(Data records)
********************

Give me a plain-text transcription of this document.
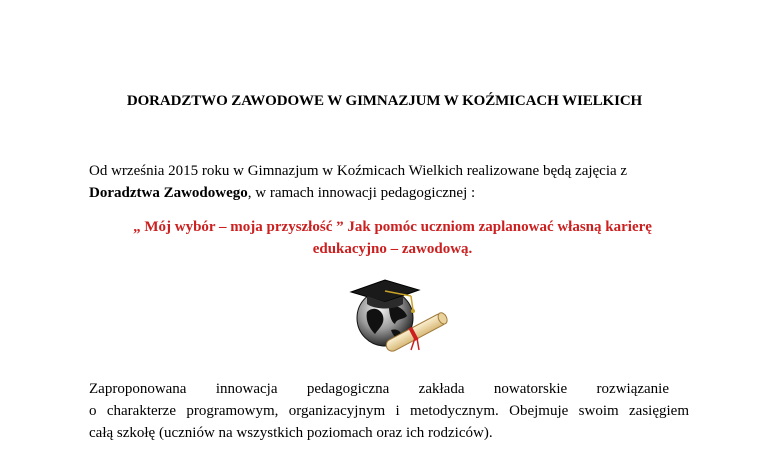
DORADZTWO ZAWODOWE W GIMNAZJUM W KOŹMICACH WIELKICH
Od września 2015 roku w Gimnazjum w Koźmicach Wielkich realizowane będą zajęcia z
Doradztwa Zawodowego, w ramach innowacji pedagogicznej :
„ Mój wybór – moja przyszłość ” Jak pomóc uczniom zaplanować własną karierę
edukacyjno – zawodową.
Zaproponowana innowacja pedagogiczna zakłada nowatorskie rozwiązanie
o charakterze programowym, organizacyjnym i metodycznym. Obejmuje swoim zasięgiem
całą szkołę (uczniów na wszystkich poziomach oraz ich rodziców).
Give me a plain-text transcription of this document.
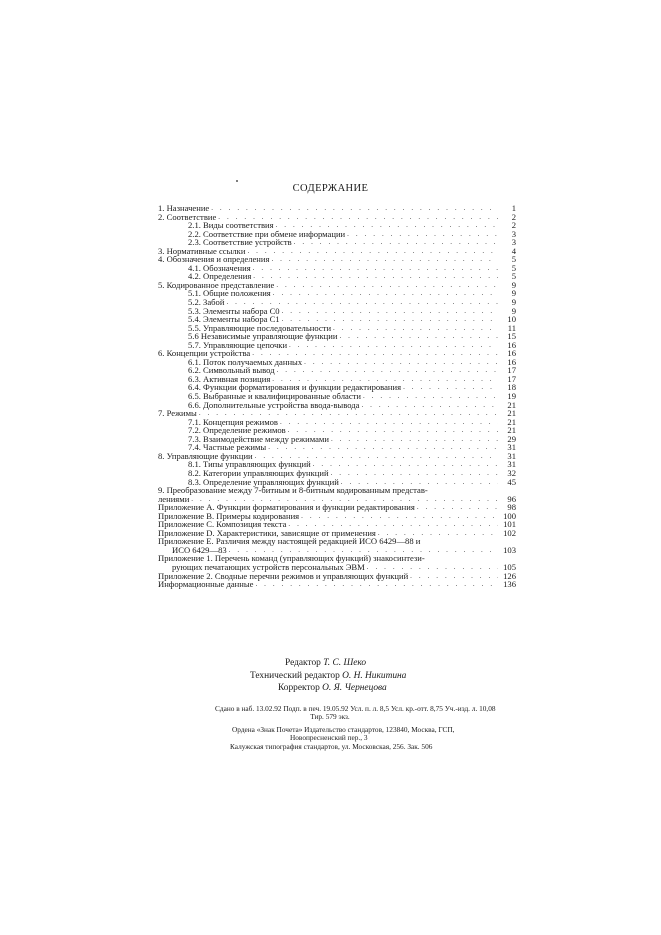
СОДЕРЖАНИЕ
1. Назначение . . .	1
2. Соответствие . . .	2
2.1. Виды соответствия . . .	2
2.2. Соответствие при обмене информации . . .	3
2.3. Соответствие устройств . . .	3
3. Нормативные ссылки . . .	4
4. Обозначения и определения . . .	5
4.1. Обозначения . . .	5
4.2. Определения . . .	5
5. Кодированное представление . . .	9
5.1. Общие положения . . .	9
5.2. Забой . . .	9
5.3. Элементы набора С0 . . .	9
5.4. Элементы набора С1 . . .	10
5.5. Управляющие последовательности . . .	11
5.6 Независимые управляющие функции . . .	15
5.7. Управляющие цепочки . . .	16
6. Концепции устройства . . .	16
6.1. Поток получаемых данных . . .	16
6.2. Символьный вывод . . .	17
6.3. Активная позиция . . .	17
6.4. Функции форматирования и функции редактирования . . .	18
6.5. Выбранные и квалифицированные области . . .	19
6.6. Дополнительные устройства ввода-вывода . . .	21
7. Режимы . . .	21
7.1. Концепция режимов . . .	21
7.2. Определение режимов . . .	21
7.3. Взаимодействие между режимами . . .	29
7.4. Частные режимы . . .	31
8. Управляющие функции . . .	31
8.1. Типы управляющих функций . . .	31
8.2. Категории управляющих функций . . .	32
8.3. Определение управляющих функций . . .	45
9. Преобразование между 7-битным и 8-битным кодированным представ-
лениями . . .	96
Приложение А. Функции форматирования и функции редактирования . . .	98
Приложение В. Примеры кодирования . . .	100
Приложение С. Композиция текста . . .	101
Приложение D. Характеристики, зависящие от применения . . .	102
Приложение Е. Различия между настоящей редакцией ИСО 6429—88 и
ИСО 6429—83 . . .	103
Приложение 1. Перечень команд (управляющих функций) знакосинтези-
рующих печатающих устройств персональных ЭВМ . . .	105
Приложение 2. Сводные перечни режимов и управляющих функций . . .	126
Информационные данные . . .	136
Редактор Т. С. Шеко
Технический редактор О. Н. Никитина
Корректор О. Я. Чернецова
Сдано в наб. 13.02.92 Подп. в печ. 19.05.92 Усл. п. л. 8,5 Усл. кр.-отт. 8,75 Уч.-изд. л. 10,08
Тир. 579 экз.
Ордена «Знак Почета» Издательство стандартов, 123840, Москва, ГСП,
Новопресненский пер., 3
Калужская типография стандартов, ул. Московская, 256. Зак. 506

********************

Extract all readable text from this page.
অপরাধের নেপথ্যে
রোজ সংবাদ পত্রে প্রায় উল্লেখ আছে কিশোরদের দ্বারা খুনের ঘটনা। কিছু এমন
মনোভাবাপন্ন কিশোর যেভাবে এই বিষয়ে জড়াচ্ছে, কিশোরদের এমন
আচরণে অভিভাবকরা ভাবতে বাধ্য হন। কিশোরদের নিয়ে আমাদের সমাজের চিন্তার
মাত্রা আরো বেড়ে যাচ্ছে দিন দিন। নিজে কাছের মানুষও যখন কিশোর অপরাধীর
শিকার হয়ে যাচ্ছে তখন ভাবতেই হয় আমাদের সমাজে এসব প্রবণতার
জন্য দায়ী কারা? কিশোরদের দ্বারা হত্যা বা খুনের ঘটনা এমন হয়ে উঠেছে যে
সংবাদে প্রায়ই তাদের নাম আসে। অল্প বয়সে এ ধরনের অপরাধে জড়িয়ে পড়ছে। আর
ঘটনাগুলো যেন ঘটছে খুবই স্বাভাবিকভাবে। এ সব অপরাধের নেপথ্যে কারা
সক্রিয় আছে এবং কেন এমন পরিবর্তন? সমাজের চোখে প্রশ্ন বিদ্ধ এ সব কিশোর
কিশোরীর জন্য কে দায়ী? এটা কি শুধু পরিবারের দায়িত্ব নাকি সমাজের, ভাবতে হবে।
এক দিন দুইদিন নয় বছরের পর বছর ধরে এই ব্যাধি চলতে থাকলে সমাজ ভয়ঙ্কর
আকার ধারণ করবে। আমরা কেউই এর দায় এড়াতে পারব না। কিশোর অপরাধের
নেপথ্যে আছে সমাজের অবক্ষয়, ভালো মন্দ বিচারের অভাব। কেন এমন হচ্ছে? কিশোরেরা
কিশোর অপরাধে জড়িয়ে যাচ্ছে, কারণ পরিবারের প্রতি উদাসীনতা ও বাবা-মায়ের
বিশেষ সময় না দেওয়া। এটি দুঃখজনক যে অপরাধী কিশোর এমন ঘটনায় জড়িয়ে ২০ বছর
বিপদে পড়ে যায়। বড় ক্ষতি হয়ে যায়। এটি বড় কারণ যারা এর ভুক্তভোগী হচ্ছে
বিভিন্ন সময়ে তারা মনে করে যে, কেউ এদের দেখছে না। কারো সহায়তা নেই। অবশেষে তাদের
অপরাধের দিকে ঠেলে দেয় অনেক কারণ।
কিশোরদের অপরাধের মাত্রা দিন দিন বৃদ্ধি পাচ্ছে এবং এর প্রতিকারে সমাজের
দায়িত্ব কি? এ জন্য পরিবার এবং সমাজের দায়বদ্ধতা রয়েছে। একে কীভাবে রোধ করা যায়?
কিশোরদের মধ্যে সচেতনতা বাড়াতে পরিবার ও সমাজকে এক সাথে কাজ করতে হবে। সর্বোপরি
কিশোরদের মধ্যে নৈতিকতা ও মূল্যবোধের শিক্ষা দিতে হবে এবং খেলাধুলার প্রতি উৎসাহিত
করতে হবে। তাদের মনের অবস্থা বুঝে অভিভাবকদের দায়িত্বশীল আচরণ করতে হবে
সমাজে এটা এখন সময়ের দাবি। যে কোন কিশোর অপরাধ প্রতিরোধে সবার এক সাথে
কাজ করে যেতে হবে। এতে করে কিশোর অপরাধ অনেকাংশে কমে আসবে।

********************

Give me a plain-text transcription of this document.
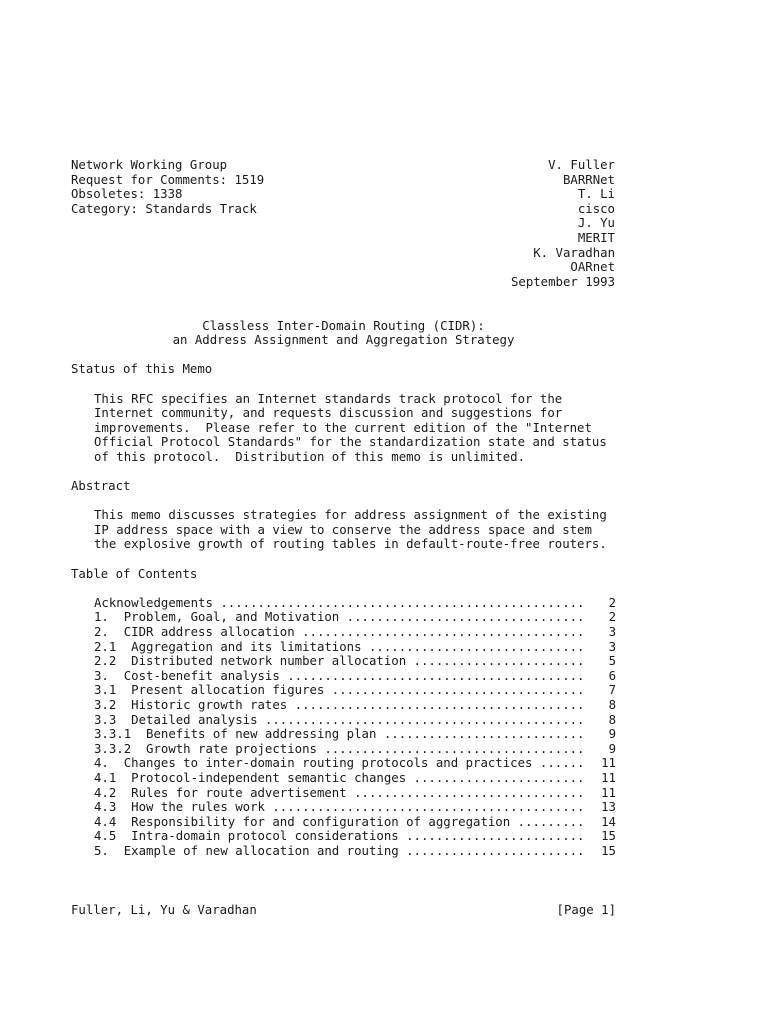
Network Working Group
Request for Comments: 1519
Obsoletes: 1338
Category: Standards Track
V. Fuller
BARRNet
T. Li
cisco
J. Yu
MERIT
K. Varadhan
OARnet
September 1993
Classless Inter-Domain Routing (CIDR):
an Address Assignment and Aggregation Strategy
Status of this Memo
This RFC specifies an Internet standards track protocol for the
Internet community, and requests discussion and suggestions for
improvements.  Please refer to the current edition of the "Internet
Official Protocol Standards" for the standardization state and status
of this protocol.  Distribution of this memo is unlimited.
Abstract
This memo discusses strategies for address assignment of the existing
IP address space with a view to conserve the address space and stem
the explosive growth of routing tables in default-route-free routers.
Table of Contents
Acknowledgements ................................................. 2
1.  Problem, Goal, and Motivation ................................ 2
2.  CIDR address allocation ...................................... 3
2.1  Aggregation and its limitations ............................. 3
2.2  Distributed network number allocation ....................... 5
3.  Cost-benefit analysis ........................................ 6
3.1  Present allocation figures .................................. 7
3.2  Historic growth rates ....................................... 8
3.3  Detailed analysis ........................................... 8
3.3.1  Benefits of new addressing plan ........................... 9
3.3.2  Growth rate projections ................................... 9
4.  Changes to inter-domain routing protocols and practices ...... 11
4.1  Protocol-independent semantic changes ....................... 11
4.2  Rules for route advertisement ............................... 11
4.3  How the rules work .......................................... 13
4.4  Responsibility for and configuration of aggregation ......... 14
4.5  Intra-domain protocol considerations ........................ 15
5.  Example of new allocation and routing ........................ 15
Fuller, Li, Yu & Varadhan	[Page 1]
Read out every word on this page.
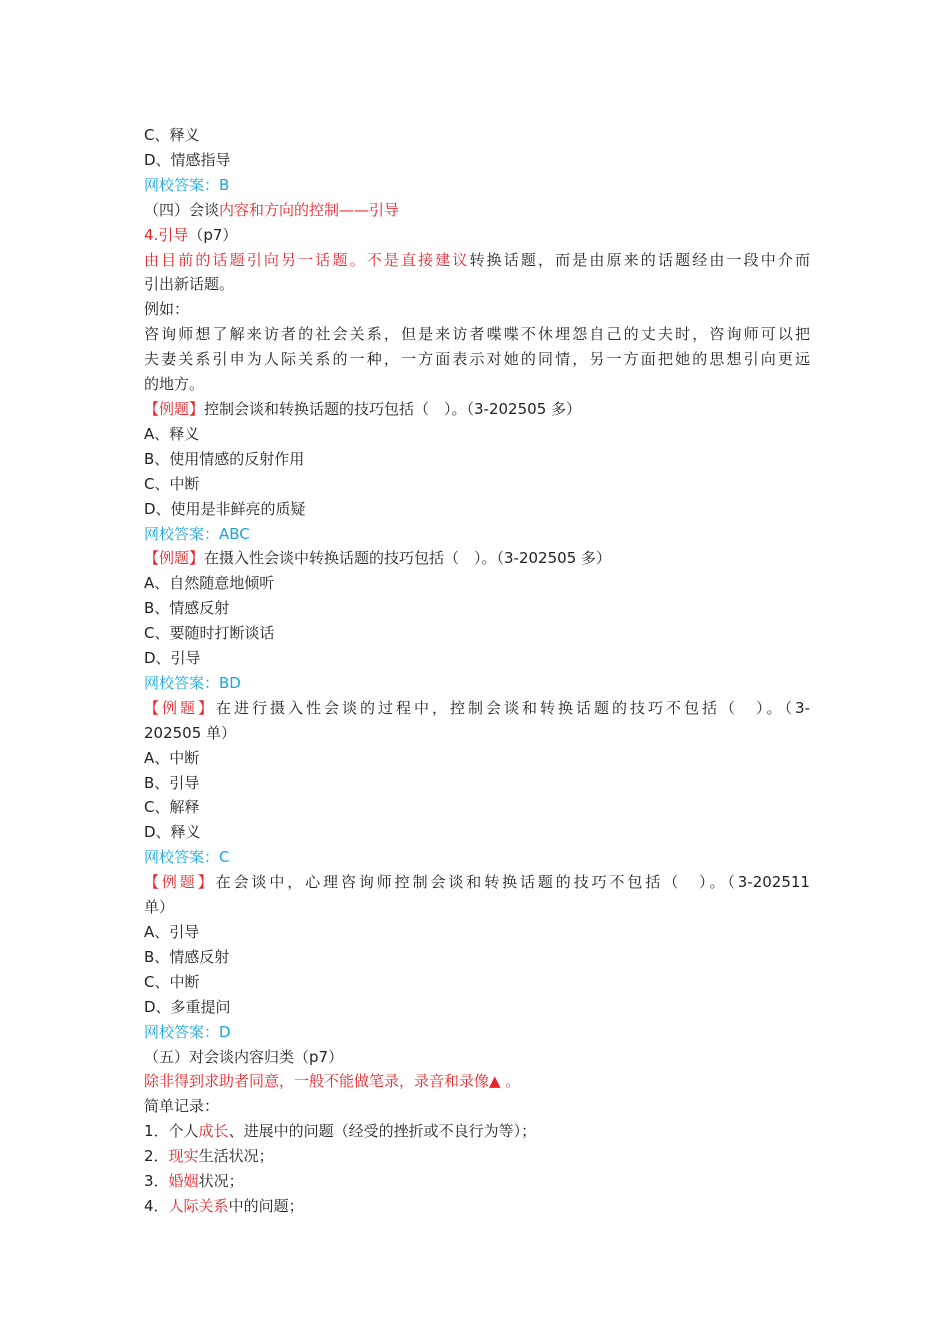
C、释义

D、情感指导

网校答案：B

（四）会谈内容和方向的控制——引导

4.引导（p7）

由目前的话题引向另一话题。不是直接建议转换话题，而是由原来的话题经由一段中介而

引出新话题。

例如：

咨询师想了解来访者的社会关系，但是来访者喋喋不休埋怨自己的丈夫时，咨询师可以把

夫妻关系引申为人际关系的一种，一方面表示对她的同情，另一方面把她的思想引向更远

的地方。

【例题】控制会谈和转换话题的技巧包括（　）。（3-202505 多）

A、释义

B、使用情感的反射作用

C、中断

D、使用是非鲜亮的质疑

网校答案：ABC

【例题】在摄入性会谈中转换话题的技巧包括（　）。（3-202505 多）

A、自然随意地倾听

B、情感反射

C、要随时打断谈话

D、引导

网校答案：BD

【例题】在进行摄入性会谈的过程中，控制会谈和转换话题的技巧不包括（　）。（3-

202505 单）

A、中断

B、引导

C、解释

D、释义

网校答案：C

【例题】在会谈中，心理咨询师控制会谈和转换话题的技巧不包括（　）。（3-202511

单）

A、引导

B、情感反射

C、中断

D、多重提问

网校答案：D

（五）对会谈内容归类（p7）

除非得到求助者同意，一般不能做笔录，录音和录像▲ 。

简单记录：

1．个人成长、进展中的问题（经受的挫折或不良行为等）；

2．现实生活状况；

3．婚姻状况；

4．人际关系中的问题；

********************

▸ **STATED GOAL**:
In the entries above, identify every line with the word "устройства". Copy those lines.

▸ **TASK OUTPUT**:
6. Концепции устройства . . .	16
6.6. Дополнительные устройства ввода-вывода . . .	21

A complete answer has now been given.